WHAT IS ASKED: Copy out everything from the line that contains "data-point bbox=[560, 397, 567, 405]" down to the line that contains "y-tick-label: 2.5 bbox=[54, 338, 74, 354]", both included, keeping each line unchanged.

═════ RECORDS FOR THE TASK

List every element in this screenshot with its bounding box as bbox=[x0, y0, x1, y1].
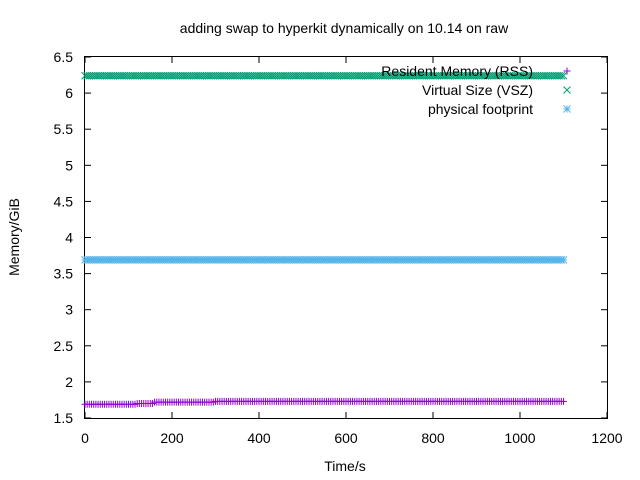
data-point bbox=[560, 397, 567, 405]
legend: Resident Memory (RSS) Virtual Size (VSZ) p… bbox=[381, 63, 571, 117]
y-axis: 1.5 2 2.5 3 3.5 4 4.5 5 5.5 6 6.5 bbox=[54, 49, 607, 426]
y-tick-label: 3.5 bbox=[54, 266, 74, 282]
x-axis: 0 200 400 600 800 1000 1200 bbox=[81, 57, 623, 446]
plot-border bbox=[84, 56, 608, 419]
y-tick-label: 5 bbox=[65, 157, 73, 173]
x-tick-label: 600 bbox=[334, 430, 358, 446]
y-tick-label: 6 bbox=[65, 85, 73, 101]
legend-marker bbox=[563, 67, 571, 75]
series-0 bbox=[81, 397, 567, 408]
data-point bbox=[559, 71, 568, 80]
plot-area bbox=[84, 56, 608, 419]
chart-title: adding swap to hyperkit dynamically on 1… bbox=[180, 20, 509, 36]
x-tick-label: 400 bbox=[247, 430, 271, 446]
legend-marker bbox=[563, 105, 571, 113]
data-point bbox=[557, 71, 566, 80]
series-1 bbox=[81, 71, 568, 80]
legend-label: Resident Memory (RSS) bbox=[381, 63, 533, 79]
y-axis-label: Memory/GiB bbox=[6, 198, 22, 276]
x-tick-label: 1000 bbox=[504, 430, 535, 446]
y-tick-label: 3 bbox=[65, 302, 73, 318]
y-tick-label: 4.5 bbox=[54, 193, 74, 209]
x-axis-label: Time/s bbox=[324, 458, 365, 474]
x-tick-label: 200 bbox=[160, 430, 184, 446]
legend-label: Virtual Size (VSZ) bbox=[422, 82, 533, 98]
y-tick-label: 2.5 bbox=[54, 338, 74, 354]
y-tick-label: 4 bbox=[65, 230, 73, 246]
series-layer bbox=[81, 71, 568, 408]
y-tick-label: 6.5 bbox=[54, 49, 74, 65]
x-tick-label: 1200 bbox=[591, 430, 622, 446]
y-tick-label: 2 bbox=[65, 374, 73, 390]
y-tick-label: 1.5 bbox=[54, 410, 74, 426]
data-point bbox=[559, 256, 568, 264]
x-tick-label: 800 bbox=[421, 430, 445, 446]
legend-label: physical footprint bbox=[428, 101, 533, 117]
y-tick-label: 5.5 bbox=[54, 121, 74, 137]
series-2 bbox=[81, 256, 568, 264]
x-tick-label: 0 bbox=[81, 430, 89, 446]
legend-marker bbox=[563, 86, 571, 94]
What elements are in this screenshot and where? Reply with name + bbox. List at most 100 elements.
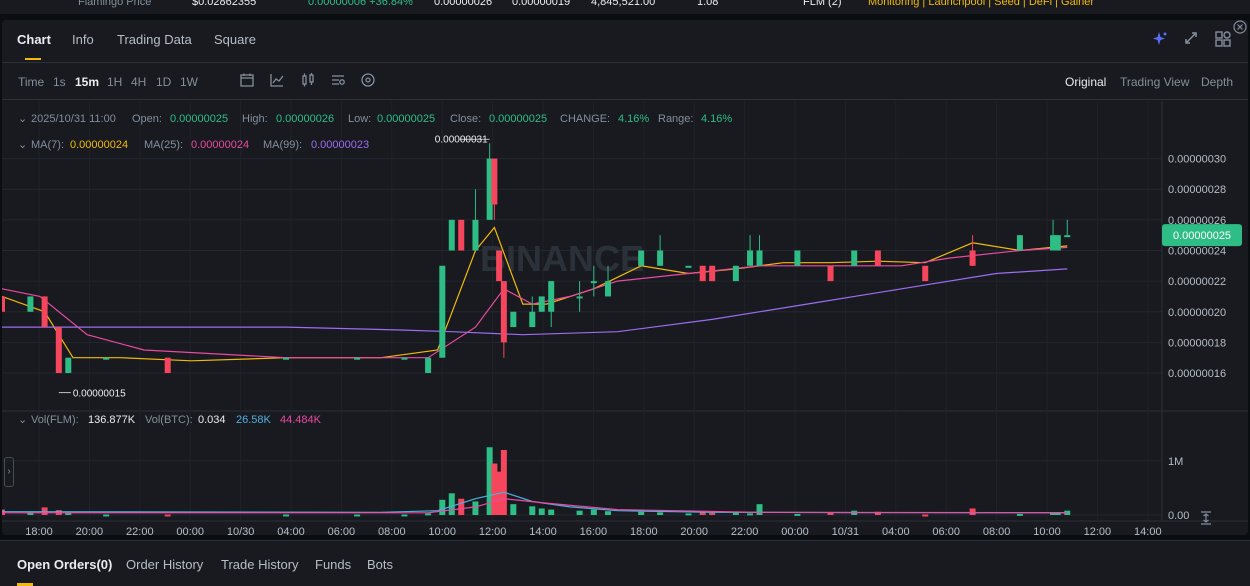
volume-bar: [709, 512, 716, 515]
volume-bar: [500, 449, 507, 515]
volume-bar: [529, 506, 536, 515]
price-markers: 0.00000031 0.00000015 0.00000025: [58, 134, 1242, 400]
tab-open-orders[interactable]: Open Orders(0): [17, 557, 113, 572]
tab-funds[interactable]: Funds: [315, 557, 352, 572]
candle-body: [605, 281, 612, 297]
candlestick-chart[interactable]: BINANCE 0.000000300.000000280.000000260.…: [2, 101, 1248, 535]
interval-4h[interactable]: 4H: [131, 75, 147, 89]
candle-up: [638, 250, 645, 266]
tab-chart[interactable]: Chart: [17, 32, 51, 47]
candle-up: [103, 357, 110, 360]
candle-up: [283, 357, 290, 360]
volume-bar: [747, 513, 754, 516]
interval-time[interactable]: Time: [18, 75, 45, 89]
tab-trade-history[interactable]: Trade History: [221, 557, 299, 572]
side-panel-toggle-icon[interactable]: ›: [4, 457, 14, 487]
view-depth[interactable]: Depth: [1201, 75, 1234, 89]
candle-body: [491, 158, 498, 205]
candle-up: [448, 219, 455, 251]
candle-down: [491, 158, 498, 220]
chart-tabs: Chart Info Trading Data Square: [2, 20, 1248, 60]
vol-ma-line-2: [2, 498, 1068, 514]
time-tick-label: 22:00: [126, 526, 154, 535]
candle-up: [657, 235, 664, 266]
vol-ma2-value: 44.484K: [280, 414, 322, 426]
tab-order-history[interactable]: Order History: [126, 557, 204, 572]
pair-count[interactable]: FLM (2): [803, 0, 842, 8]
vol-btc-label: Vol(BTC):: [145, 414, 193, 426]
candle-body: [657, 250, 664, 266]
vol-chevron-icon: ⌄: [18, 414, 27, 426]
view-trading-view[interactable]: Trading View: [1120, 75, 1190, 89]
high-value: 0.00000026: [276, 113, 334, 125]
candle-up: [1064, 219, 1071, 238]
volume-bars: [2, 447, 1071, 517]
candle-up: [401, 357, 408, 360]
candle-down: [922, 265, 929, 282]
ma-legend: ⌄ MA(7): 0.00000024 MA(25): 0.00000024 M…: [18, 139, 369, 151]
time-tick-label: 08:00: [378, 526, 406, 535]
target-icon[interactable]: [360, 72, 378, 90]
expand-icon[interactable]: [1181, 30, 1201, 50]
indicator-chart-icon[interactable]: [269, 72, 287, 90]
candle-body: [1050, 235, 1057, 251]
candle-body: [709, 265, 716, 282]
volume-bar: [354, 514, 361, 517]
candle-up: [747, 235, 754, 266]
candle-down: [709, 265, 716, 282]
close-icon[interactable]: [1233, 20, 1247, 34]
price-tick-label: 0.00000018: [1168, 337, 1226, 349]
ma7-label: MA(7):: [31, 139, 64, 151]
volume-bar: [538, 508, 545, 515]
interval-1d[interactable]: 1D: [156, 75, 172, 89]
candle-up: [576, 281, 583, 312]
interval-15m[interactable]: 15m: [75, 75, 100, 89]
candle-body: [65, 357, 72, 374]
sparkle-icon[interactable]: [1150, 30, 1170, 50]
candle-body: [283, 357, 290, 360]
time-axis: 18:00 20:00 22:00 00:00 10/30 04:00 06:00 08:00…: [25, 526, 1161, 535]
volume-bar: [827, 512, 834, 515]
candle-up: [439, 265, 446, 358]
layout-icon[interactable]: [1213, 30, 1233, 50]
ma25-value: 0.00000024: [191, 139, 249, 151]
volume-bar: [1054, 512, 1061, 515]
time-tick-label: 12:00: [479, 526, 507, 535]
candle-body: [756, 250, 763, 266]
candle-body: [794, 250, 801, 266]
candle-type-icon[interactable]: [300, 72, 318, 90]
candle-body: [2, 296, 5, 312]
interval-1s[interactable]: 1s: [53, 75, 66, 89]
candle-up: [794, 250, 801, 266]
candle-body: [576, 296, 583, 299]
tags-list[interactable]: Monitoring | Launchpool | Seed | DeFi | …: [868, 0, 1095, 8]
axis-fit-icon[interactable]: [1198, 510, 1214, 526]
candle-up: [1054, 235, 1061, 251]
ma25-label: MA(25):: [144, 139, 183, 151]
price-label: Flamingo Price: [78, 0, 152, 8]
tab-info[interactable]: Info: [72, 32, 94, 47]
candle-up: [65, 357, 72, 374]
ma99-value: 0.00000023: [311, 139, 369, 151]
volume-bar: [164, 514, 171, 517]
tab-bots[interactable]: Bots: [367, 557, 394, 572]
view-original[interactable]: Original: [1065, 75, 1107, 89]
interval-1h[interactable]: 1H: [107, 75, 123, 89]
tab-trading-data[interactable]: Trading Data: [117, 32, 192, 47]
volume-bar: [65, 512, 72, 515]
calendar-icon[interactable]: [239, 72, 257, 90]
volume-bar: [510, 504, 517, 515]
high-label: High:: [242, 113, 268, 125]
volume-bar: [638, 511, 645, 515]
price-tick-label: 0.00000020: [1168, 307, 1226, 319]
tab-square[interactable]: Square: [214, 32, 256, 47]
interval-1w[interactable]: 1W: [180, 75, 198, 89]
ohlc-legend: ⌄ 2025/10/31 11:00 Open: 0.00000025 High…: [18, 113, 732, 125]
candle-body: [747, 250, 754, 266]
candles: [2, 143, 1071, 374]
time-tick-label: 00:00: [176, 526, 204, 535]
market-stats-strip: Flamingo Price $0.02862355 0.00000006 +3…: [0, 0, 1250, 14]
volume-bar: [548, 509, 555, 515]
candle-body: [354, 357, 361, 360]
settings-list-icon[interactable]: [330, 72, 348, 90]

══════════

SOLUTION FOR THIS PROBLEM:
data-point bbox=[560, 397, 567, 405]
legend: Resident Memory (RSS) Virtual Size (VSZ) p… bbox=[381, 63, 571, 117]
y-axis: 1.5 2 2.5 3 3.5 4 4.5 5 5.5 6 6.5 bbox=[54, 49, 607, 426]
y-tick-label: 3.5 bbox=[54, 266, 74, 282]
x-axis: 0 200 400 600 800 1000 1200 bbox=[81, 57, 623, 446]
plot-border bbox=[84, 56, 608, 419]
y-tick-label: 5 bbox=[65, 157, 73, 173]
x-tick-label: 600 bbox=[334, 430, 358, 446]
y-tick-label: 6 bbox=[65, 85, 73, 101]
legend-marker bbox=[563, 67, 571, 75]
series-0 bbox=[81, 397, 567, 408]
data-point bbox=[559, 71, 568, 80]
plot-area bbox=[84, 56, 608, 419]
chart-title: adding swap to hyperkit dynamically on 1… bbox=[180, 20, 509, 36]
x-tick-label: 400 bbox=[247, 430, 271, 446]
legend-marker bbox=[563, 105, 571, 113]
data-point bbox=[557, 71, 566, 80]
series-1 bbox=[81, 71, 568, 80]
legend-label: Resident Memory (RSS) bbox=[381, 63, 533, 79]
y-axis-label: Memory/GiB bbox=[6, 198, 22, 276]
x-tick-label: 1000 bbox=[504, 430, 535, 446]
y-tick-label: 3 bbox=[65, 302, 73, 318]
y-tick-label: 4.5 bbox=[54, 193, 74, 209]
x-axis-label: Time/s bbox=[324, 458, 365, 474]
x-tick-label: 200 bbox=[160, 430, 184, 446]
legend-label: Virtual Size (VSZ) bbox=[422, 82, 533, 98]
y-tick-label: 2.5 bbox=[54, 338, 74, 354]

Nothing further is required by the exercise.